Using the data below, gather each line that includes the word "超级管理员".

## begin TASK MATERIAL

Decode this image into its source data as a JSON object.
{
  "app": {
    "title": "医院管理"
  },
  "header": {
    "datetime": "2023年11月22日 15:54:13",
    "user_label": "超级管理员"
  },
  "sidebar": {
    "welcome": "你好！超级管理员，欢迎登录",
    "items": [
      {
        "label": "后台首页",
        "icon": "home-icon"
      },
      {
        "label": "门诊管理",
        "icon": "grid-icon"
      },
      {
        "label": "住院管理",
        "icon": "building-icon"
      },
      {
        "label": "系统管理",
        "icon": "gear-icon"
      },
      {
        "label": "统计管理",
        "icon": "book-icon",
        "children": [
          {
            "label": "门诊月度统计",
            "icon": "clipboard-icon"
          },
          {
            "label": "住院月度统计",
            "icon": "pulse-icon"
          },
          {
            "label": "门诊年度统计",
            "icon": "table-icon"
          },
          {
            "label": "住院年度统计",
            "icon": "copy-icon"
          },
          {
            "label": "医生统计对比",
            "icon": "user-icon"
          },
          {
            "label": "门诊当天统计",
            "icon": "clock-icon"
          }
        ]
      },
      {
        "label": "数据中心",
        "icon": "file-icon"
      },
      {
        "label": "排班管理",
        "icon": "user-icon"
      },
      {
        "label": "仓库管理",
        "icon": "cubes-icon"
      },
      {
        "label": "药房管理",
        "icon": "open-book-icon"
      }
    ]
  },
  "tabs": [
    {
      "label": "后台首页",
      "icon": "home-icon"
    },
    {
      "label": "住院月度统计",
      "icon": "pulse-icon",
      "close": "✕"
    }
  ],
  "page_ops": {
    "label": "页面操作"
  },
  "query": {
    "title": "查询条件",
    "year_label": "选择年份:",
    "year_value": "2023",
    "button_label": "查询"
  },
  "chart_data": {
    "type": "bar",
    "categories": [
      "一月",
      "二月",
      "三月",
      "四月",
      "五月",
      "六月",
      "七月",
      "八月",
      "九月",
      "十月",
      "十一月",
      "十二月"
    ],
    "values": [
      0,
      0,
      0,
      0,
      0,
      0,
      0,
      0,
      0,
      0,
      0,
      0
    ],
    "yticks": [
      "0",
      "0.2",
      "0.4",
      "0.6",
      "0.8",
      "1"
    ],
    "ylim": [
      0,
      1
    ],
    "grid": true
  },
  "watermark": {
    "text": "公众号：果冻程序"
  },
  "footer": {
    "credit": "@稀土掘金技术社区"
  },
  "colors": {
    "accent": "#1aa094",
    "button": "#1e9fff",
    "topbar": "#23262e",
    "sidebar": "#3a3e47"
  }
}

## end TASK MATERIAL

▸ **THE REPLY**
    "user_label": "超级管理员"
    "welcome": "你好！超级管理员，欢迎登录",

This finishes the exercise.